Records supplied ▸
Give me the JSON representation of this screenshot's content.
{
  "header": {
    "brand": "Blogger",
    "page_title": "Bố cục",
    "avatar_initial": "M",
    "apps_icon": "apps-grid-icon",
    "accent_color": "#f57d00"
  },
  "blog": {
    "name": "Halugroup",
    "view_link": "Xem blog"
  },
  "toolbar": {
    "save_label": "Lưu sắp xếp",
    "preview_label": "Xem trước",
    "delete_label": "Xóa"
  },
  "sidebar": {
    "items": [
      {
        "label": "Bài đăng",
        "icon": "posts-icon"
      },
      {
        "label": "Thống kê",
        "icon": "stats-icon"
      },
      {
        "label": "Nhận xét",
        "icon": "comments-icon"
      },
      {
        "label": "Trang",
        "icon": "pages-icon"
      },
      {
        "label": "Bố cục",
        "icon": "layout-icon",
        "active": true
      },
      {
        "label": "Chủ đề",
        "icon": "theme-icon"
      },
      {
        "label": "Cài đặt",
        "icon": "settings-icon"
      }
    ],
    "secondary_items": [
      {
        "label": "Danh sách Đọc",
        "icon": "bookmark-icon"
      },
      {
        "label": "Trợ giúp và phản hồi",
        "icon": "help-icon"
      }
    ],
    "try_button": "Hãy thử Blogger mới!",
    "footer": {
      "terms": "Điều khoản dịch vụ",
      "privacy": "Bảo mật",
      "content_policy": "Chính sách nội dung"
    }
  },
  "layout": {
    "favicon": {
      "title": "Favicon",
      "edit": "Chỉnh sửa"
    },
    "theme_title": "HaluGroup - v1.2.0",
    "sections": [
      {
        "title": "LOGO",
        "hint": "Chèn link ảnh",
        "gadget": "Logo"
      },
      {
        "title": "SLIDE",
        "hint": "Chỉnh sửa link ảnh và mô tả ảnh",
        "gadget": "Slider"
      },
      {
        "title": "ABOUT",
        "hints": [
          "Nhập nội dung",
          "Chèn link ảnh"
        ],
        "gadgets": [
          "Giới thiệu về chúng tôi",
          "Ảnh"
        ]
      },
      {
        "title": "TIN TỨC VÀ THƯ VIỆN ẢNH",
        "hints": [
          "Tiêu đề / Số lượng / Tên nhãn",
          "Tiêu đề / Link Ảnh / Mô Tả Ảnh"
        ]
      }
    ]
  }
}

Written instruction ▸ Working from the material above, retype it in its entirety without change.

Exercise output ▸
Give me the JSON representation of this screenshot's content.
{
  "header": {
    "brand": "Blogger",
    "page_title": "Bố cục",
    "avatar_initial": "M",
    "apps_icon": "apps-grid-icon",
    "accent_color": "#f57d00"
  },
  "blog": {
    "name": "Halugroup",
    "view_link": "Xem blog"
  },
  "toolbar": {
    "save_label": "Lưu sắp xếp",
    "preview_label": "Xem trước",
    "delete_label": "Xóa"
  },
  "sidebar": {
    "items": [
      {
        "label": "Bài đăng",
        "icon": "posts-icon"
      },
      {
        "label": "Thống kê",
        "icon": "stats-icon"
      },
      {
        "label": "Nhận xét",
        "icon": "comments-icon"
      },
      {
        "label": "Trang",
        "icon": "pages-icon"
      },
      {
        "label": "Bố cục",
        "icon": "layout-icon",
        "active": true
      },
      {
        "label": "Chủ đề",
        "icon": "theme-icon"
      },
      {
        "label": "Cài đặt",
        "icon": "settings-icon"
      }
    ],
    "secondary_items": [
      {
        "label": "Danh sách Đọc",
        "icon": "bookmark-icon"
      },
      {
        "label": "Trợ giúp và phản hồi",
        "icon": "help-icon"
      }
    ],
    "try_button": "Hãy thử Blogger mới!",
    "footer": {
      "terms": "Điều khoản dịch vụ",
      "privacy": "Bảo mật",
      "content_policy": "Chính sách nội dung"
    }
  },
  "layout": {
    "favicon": {
      "title": "Favicon",
      "edit": "Chỉnh sửa"
    },
    "theme_title": "HaluGroup - v1.2.0",
    "sections": [
      {
        "title": "LOGO",
        "hint": "Chèn link ảnh",
        "gadget": "Logo"
      },
      {
        "title": "SLIDE",
        "hint": "Chỉnh sửa link ảnh và mô tả ảnh",
        "gadget": "Slider"
      },
      {
        "title": "ABOUT",
        "hints": [
          "Nhập nội dung",
          "Chèn link ảnh"
        ],
        "gadgets": [
          "Giới thiệu về chúng tôi",
          "Ảnh"
        ]
      },
      {
        "title": "TIN TỨC VÀ THƯ VIỆN ẢNH",
        "hints": [
          "Tiêu đề / Số lượng / Tên nhãn",
          "Tiêu đề / Link Ảnh / Mô Tả Ảnh"
        ]
      }
    ]
  }
}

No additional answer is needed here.